Working data:
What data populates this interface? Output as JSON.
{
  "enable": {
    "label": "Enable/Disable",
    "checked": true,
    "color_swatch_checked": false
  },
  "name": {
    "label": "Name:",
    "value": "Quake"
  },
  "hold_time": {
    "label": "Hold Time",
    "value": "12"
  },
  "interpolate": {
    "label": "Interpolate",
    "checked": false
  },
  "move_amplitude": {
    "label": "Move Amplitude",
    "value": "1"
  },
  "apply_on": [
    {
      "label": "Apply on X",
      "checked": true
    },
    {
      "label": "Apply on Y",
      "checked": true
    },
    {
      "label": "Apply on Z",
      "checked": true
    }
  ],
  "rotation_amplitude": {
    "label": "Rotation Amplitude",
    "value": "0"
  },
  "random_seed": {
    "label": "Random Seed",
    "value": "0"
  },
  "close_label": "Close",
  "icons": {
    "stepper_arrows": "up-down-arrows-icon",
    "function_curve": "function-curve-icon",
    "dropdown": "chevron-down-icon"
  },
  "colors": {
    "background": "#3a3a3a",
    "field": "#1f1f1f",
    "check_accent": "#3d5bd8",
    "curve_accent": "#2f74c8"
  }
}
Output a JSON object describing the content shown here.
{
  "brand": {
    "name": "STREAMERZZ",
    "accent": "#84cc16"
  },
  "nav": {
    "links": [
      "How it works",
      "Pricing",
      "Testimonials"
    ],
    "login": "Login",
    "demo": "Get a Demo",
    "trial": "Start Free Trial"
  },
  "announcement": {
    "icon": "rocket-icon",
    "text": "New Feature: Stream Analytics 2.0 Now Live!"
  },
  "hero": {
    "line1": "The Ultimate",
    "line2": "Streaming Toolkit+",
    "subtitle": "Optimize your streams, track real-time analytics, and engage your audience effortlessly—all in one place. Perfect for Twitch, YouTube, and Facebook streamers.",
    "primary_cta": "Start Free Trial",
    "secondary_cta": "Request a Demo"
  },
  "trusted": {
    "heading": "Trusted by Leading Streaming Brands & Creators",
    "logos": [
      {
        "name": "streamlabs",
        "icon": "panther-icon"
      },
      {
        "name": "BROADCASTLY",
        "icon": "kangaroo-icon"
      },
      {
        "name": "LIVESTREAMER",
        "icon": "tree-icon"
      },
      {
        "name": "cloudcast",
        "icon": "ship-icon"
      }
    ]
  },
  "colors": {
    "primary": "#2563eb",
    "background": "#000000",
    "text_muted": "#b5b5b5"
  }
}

Aim of the task: Search the records for the string "background" and return every line in which it occurs.

Solution to the exercise:
    "background": "#3a3a3a",
    "background": "#000000",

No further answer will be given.